Document segment:
· · · · · · ·
MAC02_NAT_NOTE_WINNIPEG_TEEPEE03 copy
Tower pulls apart the home he has been living in for the last three months outside the MMF building alongside the Disraeli Freeway early Thursday morning, January 16, 2020. The people living in the camps have have been asked to move by the City of Winnipeg. (Mike Deal/Winnipeg Free Press) Mike Deal / Winnipeg Free Press
Canada

Why bulldozing encampments isn’t a solution for the homeless

Even if the Trudeau government’s $55-billion, 10-year national housing strategy meets its goals, homeless encampments are unlikely to disappear
By Shannon VanRaes

Warren Redhead doesn’t mince words when it comes to the situation in which he finds himself. “Sorry about my language, but I think it’s bulls–t,” says Redhead, who’s been living mostly outdoors in downtown Winnipeg since last May. The 39-year-old had found company and shelter at an improvised encampment near the Manitoba Metis Federation building. But after two teepees burned down in an adjacent camp, city officials decided to dismantle both settlements.
· · · · · · ·
Dataset content:

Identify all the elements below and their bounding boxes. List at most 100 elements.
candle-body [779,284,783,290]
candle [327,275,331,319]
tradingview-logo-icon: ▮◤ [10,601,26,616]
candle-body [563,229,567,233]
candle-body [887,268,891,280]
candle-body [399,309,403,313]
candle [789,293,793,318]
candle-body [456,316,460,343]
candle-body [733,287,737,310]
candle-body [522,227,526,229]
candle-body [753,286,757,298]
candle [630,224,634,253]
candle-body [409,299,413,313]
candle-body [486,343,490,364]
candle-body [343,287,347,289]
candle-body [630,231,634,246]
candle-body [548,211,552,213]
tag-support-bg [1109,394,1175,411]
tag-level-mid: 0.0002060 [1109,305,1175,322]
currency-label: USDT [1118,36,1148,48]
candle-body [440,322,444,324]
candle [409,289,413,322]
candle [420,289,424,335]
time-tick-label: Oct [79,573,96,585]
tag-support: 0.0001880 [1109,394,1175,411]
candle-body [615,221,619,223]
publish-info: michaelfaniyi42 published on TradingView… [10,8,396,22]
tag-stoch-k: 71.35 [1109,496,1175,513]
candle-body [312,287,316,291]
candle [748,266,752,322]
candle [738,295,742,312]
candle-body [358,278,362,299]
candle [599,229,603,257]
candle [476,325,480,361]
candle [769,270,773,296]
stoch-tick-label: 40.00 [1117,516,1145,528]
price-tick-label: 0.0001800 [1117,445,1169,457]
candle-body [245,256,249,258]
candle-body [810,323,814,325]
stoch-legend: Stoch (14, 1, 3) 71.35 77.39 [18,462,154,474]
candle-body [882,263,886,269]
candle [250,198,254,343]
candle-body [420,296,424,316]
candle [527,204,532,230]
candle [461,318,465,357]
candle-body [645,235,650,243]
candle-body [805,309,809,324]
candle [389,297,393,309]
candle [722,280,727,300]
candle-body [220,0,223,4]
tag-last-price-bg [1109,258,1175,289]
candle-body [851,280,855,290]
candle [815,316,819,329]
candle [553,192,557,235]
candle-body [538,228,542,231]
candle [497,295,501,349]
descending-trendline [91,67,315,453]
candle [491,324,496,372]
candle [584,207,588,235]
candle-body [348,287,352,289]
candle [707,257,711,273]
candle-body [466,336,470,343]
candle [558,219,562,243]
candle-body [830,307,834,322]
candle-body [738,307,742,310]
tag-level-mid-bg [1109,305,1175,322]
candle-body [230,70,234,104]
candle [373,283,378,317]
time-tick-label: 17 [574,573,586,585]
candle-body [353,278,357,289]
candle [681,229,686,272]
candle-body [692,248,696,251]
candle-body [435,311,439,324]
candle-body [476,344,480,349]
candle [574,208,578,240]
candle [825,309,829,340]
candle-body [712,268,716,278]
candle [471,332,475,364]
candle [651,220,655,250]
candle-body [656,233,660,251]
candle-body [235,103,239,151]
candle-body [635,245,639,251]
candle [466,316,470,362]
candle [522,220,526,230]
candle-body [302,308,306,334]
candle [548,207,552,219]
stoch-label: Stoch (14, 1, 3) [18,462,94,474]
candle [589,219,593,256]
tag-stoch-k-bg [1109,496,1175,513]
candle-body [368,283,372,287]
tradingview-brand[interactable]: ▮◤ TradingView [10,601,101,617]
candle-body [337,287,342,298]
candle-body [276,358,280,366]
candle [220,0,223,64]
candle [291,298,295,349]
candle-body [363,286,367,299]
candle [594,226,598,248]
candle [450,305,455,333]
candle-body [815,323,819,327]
· · · · · · ·
What is asked:
Rewrite the passage of the Winnipeg encampment article from "Why bulldozing encampments" up to and including "dismantle both settlements.", putting "tents" in place of "teepees".

Response for this exercise:
Why bulldozing encampments isn’t a solution for the homeless

Even if the Trudeau government’s $55-billion, 10-year national housing strategy meets its goals, homeless encampments are unlikely to disappear
By Shannon VanRaes

Warren Redhead doesn’t mince words when it comes to the situation in which he finds himself. “Sorry about my language, but I think it’s bulls–t,” says Redhead, who’s been living mostly outdoors in downtown Winnipeg since last May. The 39-year-old had found company and shelter at an improvised encampment near the Manitoba Metis Federation building. But after two tents burned down in an adjacent camp, city officials decided to dismantle both settlements.